>> Begin

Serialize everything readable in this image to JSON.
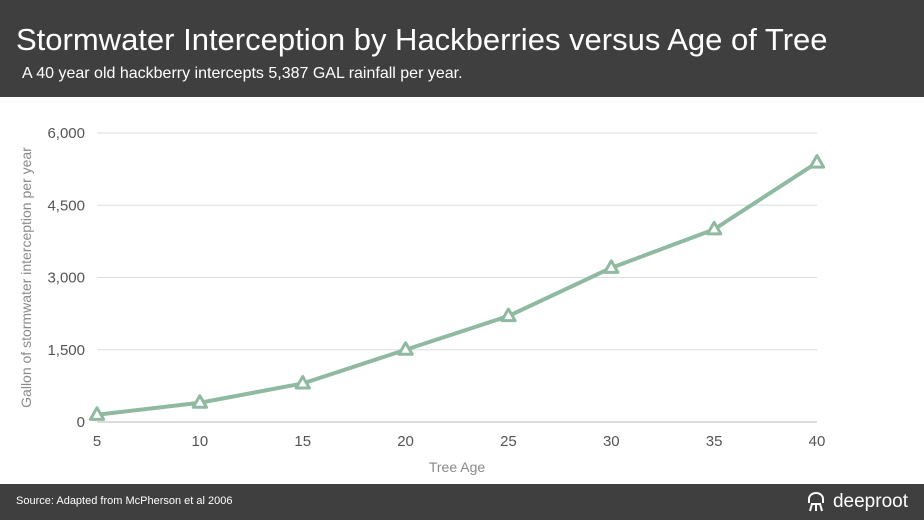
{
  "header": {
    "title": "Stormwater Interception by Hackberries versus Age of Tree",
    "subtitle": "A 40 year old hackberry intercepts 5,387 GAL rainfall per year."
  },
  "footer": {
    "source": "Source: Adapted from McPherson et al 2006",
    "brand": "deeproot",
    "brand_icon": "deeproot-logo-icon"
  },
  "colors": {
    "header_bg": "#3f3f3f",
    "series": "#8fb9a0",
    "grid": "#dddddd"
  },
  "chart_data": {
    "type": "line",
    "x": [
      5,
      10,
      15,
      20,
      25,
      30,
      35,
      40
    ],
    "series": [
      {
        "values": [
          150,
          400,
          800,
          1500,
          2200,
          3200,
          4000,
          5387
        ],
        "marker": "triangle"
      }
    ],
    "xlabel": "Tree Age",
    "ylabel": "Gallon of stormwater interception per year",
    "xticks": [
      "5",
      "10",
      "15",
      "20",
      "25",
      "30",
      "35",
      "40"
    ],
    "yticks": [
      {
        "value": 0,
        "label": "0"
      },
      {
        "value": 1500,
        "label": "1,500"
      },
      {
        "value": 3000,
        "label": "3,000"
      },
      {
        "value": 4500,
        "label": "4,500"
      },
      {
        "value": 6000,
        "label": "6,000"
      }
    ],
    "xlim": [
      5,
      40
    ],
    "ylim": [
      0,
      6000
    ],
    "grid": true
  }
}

>> End
>> Begin

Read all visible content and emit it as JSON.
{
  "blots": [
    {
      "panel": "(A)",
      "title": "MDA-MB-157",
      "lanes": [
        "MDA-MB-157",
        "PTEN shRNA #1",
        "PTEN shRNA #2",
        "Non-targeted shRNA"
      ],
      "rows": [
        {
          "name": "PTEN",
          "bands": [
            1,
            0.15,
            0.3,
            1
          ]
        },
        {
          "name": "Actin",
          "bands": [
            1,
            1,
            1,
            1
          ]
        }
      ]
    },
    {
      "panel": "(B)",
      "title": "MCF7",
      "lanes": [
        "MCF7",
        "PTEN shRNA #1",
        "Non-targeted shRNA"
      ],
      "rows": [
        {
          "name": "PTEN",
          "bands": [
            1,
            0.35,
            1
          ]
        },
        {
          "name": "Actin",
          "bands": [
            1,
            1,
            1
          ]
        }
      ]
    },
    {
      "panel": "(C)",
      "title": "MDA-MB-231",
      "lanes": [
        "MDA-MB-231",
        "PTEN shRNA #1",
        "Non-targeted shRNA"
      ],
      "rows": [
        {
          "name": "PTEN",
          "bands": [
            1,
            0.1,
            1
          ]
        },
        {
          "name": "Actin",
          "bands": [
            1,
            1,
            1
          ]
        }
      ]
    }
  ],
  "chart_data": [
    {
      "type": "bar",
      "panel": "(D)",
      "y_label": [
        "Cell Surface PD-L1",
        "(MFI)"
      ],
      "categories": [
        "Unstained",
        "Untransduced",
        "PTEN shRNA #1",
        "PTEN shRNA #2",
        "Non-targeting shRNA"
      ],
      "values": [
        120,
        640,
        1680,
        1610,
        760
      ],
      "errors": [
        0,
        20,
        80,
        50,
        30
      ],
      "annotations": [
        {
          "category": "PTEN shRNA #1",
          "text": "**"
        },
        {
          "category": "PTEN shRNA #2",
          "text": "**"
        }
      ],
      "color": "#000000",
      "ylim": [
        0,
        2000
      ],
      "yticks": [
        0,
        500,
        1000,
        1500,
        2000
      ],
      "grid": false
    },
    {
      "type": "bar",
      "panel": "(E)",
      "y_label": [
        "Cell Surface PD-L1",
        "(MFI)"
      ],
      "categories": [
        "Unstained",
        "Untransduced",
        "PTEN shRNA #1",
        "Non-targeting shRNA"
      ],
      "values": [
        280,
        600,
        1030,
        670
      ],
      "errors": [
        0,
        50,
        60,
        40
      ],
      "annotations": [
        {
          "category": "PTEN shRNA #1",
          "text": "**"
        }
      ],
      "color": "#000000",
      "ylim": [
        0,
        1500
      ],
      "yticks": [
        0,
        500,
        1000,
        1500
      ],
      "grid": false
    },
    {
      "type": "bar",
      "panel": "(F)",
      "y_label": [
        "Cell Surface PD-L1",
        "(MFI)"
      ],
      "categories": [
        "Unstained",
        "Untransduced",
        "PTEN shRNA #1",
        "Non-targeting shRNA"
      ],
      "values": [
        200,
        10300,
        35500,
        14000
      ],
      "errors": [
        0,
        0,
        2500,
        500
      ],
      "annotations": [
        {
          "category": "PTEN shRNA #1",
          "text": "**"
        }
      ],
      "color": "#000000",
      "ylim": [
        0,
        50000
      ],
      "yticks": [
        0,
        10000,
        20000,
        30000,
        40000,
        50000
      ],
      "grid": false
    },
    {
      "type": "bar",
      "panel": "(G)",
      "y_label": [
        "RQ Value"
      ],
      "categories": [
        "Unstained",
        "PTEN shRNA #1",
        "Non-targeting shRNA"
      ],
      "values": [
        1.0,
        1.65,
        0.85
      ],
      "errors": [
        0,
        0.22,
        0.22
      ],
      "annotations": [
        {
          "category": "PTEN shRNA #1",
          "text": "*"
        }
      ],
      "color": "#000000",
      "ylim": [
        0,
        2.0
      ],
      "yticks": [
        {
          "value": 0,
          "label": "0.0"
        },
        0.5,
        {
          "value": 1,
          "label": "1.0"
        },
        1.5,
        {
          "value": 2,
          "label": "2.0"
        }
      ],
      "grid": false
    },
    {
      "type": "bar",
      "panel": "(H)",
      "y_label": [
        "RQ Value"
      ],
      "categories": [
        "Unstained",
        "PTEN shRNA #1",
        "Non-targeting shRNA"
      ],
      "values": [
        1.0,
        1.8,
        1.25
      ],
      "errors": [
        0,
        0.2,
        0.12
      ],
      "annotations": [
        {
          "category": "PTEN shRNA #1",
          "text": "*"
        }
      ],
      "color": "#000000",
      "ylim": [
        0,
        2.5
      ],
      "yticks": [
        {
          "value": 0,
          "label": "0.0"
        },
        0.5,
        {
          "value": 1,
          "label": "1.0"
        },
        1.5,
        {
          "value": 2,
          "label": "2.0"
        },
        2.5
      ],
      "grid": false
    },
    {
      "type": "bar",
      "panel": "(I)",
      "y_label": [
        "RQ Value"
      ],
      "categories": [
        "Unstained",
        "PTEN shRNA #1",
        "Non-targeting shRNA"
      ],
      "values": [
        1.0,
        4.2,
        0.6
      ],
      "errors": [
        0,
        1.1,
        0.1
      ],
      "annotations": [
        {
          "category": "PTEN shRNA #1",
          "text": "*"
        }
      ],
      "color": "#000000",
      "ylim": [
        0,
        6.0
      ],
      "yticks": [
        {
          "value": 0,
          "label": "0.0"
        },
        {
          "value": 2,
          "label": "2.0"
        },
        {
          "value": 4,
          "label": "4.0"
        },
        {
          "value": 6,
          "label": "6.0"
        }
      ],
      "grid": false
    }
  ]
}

>> End

YOUR GOAL =>
From the data above, work out how many lines contain the string "year" and reply with only the number.

FINISHED EXERCISE =>
2